══ Exercise data
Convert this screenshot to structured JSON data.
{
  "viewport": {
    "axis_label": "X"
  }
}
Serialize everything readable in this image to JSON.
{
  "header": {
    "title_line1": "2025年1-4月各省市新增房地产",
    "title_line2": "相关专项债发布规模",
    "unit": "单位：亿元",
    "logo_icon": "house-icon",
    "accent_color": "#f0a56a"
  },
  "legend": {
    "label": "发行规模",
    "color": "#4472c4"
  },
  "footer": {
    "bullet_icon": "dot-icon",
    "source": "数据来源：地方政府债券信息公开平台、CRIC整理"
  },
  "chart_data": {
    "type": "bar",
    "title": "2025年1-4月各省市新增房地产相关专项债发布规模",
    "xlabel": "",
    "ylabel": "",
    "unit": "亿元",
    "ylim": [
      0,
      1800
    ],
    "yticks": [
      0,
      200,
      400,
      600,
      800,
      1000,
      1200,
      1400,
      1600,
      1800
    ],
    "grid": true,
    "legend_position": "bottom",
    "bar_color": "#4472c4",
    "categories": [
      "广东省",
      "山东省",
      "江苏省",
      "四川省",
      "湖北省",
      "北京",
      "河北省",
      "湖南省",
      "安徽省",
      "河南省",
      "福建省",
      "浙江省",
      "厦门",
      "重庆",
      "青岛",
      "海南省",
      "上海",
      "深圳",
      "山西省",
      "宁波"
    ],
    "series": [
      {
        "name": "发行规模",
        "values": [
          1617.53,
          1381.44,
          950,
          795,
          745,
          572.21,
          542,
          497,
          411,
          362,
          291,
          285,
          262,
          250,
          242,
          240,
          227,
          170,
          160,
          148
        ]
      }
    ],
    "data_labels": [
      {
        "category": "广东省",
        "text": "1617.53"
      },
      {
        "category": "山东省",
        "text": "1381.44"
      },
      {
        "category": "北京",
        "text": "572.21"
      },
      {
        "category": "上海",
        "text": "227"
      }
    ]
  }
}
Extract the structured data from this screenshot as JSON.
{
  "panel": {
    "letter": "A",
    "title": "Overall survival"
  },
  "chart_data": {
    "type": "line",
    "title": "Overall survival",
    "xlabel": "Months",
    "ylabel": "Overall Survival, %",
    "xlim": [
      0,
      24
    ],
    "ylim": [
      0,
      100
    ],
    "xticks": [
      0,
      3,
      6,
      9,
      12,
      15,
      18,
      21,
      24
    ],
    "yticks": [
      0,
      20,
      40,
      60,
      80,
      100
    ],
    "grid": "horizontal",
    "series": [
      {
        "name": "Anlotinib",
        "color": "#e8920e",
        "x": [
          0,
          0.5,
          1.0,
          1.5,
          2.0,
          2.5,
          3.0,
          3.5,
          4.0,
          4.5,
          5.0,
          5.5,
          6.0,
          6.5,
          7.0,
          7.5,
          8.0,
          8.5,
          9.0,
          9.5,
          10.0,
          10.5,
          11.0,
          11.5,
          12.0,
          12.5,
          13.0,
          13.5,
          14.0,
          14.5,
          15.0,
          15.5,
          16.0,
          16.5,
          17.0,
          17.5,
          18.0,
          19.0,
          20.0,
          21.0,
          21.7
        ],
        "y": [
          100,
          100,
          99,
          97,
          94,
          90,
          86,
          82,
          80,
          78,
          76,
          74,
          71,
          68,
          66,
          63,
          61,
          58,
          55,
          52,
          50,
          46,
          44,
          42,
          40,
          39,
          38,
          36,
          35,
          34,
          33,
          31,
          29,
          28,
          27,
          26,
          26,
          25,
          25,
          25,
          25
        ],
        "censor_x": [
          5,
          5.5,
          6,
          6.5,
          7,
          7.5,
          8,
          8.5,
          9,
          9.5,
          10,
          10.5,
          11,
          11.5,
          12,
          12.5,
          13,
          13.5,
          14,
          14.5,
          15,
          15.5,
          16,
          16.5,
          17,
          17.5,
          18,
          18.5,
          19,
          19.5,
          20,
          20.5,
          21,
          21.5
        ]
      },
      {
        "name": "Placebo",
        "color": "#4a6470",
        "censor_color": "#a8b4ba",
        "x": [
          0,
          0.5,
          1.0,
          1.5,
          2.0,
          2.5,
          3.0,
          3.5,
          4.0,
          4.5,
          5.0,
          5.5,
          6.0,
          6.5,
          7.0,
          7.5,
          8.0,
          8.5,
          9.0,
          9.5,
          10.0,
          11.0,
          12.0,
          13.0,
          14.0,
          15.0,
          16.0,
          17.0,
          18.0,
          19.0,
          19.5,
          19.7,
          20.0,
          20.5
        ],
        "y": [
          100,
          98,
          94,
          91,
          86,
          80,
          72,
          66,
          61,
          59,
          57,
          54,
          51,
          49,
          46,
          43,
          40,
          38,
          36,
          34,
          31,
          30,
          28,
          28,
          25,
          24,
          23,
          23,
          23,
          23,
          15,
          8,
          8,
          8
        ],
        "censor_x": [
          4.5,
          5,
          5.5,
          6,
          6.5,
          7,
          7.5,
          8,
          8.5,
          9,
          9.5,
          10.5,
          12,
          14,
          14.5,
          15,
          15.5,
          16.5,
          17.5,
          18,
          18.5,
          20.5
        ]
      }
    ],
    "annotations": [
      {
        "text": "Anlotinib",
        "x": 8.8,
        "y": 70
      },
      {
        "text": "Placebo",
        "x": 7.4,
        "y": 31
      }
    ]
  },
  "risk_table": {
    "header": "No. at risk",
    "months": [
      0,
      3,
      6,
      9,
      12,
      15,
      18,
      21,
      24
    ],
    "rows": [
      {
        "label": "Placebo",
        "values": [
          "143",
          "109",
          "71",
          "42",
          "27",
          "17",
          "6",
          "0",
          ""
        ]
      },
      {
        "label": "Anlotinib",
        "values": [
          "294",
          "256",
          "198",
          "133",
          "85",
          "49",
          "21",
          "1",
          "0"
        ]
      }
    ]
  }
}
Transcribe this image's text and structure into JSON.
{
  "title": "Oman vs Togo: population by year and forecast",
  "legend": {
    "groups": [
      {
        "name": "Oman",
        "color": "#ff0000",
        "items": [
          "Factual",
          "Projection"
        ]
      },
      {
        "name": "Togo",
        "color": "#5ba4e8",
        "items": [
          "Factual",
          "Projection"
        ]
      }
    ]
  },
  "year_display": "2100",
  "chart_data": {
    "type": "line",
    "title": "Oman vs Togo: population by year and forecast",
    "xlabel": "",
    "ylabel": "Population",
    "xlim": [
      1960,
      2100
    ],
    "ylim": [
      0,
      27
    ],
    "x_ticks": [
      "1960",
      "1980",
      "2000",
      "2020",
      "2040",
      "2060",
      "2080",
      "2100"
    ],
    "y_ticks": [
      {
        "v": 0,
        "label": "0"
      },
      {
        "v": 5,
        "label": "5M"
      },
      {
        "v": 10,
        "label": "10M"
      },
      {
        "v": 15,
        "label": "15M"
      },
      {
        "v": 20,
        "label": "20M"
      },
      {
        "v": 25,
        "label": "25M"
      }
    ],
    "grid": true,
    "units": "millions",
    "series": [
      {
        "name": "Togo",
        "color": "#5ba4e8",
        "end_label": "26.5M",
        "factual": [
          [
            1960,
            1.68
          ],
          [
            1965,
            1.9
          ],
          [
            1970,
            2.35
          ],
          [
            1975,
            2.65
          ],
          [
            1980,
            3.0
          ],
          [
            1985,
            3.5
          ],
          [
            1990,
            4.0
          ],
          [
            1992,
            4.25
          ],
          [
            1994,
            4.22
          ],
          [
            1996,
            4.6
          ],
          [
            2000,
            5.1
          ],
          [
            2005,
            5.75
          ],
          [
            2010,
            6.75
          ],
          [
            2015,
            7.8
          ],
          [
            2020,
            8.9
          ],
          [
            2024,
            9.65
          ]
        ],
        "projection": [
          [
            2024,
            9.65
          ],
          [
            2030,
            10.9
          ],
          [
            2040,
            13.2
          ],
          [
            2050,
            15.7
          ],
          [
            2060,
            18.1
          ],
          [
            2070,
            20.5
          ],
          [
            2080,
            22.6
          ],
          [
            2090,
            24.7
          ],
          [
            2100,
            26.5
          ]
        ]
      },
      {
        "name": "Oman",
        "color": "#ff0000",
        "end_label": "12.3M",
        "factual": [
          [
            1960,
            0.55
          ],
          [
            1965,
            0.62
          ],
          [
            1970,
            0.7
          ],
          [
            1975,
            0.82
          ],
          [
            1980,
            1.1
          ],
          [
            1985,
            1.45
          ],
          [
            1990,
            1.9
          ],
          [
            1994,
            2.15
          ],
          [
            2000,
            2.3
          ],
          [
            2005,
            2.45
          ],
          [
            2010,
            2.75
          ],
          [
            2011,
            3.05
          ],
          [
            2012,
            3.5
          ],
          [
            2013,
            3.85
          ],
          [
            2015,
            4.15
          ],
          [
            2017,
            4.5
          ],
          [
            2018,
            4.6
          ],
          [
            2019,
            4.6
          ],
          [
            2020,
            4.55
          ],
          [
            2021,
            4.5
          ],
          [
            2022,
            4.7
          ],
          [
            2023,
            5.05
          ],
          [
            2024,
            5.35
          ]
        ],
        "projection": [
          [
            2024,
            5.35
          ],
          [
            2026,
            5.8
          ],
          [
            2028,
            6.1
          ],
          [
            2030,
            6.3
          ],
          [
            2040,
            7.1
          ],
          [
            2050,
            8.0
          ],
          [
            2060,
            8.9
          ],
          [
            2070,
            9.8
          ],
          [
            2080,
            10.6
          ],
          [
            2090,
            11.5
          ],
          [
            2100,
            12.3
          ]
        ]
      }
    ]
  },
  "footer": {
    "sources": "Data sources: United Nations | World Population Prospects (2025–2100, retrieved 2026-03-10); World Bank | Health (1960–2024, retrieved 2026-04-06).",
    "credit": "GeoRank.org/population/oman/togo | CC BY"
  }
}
════
Pick out each line that holds the string "ylabel".

    "ylabel": "",
    "ylabel": "Overall Survival, %",
    "ylabel": "Population",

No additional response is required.